■ **DATA PROVIDED**
--

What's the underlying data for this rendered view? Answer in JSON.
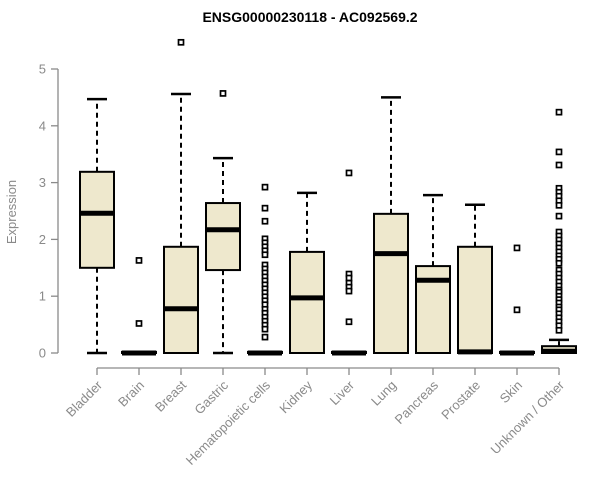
{
  "window": {
    "title": "ENSG00000230118 - AC092569.2"
  },
  "colors": {
    "background": "#ffffff",
    "axis": "#8a8a8a",
    "label": "#8a8a8a",
    "title": "#000000",
    "box_fill": "#EEE8CD",
    "box_stroke": "#000000",
    "outlier_fill": "#ffffff"
  },
  "chart_data": {
    "type": "boxplot",
    "title": "ENSG00000230118 - AC092569.2",
    "xlabel": "",
    "ylabel": "Expression",
    "ylim": [
      0,
      5
    ],
    "yticks": [
      0,
      1,
      2,
      3,
      4,
      5
    ],
    "grid": false,
    "legend": "none",
    "categories": [
      "Bladder",
      "Brain",
      "Breast",
      "Gastric",
      "Hematopoietic cells",
      "Kidney",
      "Liver",
      "Lung",
      "Pancreas",
      "Prostate",
      "Skin",
      "Unknown / Other"
    ],
    "series": [
      {
        "name": "Bladder",
        "whisker_low": 0,
        "q1": 1.5,
        "median": 2.46,
        "q3": 3.19,
        "whisker_high": 4.47,
        "outliers": []
      },
      {
        "name": "Brain",
        "whisker_low": 0,
        "q1": 0,
        "median": 0,
        "q3": 0.02,
        "whisker_high": 0.02,
        "outliers": [
          1.63,
          0.52
        ]
      },
      {
        "name": "Breast",
        "whisker_low": 0,
        "q1": 0,
        "median": 0.78,
        "q3": 1.87,
        "whisker_high": 4.56,
        "outliers": [
          5.47
        ]
      },
      {
        "name": "Gastric",
        "whisker_low": 0,
        "q1": 1.46,
        "median": 2.17,
        "q3": 2.64,
        "whisker_high": 3.43,
        "outliers": [
          4.57
        ]
      },
      {
        "name": "Hematopoietic cells",
        "whisker_low": 0,
        "q1": 0,
        "median": 0,
        "q3": 0.02,
        "whisker_high": 0.02,
        "outliers": [
          2.92,
          2.55,
          2.32,
          2.01,
          1.94,
          1.87,
          1.8,
          1.73,
          1.55,
          1.48,
          1.41,
          1.34,
          1.27,
          1.2,
          1.13,
          1.06,
          0.99,
          0.92,
          0.85,
          0.77,
          0.7,
          0.63,
          0.56,
          0.49,
          0.42,
          0.28
        ]
      },
      {
        "name": "Kidney",
        "whisker_low": 0,
        "q1": 0,
        "median": 0.97,
        "q3": 1.78,
        "whisker_high": 2.82,
        "outliers": []
      },
      {
        "name": "Liver",
        "whisker_low": 0,
        "q1": 0,
        "median": 0,
        "q3": 0.02,
        "whisker_high": 0.02,
        "outliers": [
          3.17,
          1.39,
          1.32,
          1.23,
          1.16,
          1.09,
          0.55
        ]
      },
      {
        "name": "Lung",
        "whisker_low": 0,
        "q1": 0,
        "median": 1.75,
        "q3": 2.45,
        "whisker_high": 4.5,
        "outliers": []
      },
      {
        "name": "Pancreas",
        "whisker_low": 0,
        "q1": 0,
        "median": 1.28,
        "q3": 1.53,
        "whisker_high": 2.78,
        "outliers": []
      },
      {
        "name": "Prostate",
        "whisker_low": 0,
        "q1": 0,
        "median": 0.02,
        "q3": 1.87,
        "whisker_high": 2.61,
        "outliers": []
      },
      {
        "name": "Skin",
        "whisker_low": 0,
        "q1": 0,
        "median": 0,
        "q3": 0.02,
        "whisker_high": 0.02,
        "outliers": [
          1.85,
          0.76
        ]
      },
      {
        "name": "Unknown / Other",
        "whisker_low": 0,
        "q1": 0,
        "median": 0.03,
        "q3": 0.12,
        "whisker_high": 0.23,
        "outliers": [
          4.24,
          3.54,
          3.31,
          2.9,
          2.83,
          2.76,
          2.68,
          2.6,
          2.41,
          2.13,
          2.06,
          1.99,
          1.92,
          1.85,
          1.78,
          1.71,
          1.65,
          1.58,
          1.46,
          1.39,
          1.32,
          1.25,
          1.18,
          1.11,
          1.07,
          1.0,
          0.94,
          0.88,
          0.81,
          0.76,
          0.69,
          0.62,
          0.55,
          0.48,
          0.4
        ]
      }
    ]
  }
}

--

■ **PROBLEM DETAILS**
Report every line of the entries that carries the word "name".

■ **TASK SOLUTION**
        "name": "Bladder",
        "name": "Brain",
        "name": "Breast",
        "name": "Gastric",
        "name": "Hematopoietic cells",
        "name": "Kidney",
        "name": "Liver",
        "name": "Lung",
        "name": "Pancreas",
        "name": "Prostate",
        "name": "Skin",
        "name": "Unknown / Other",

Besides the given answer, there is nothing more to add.